EXERCISE PROMPT
Each entry must appear again exactly as it does in the source.

ROWS
※ ※ ※

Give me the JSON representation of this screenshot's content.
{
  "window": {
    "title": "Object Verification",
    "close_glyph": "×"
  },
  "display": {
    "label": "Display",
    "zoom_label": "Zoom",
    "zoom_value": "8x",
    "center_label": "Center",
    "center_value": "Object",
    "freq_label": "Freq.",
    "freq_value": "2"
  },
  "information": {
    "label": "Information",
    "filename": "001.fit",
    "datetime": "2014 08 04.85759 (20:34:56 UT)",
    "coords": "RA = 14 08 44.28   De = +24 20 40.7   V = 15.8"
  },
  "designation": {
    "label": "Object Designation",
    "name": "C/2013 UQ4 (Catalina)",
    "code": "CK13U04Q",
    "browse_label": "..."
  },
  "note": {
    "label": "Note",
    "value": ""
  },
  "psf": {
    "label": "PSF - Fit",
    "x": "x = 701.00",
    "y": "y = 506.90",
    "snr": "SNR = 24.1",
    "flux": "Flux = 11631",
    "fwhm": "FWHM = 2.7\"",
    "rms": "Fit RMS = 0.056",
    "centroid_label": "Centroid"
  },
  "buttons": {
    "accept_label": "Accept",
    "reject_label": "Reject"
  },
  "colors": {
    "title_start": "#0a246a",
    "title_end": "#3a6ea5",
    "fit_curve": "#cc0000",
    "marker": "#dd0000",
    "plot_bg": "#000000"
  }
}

※ ※ ※

COMPLETE RESPONSE
Give me the JSON representation of this screenshot's content.
{
  "window": {
    "title": "Object Verification",
    "close_glyph": "×"
  },
  "display": {
    "label": "Display",
    "zoom_label": "Zoom",
    "zoom_value": "8x",
    "center_label": "Center",
    "center_value": "Object",
    "freq_label": "Freq.",
    "freq_value": "2"
  },
  "information": {
    "label": "Information",
    "filename": "001.fit",
    "datetime": "2014 08 04.85759 (20:34:56 UT)",
    "coords": "RA = 14 08 44.28   De = +24 20 40.7   V = 15.8"
  },
  "designation": {
    "label": "Object Designation",
    "name": "C/2013 UQ4 (Catalina)",
    "code": "CK13U04Q",
    "browse_label": "..."
  },
  "note": {
    "label": "Note",
    "value": ""
  },
  "psf": {
    "label": "PSF - Fit",
    "x": "x = 701.00",
    "y": "y = 506.90",
    "snr": "SNR = 24.1",
    "flux": "Flux = 11631",
    "fwhm": "FWHM = 2.7\"",
    "rms": "Fit RMS = 0.056",
    "centroid_label": "Centroid"
  },
  "buttons": {
    "accept_label": "Accept",
    "reject_label": "Reject"
  },
  "colors": {
    "title_start": "#0a246a",
    "title_end": "#3a6ea5",
    "fit_curve": "#cc0000",
    "marker": "#dd0000",
    "plot_bg": "#000000"
  }
}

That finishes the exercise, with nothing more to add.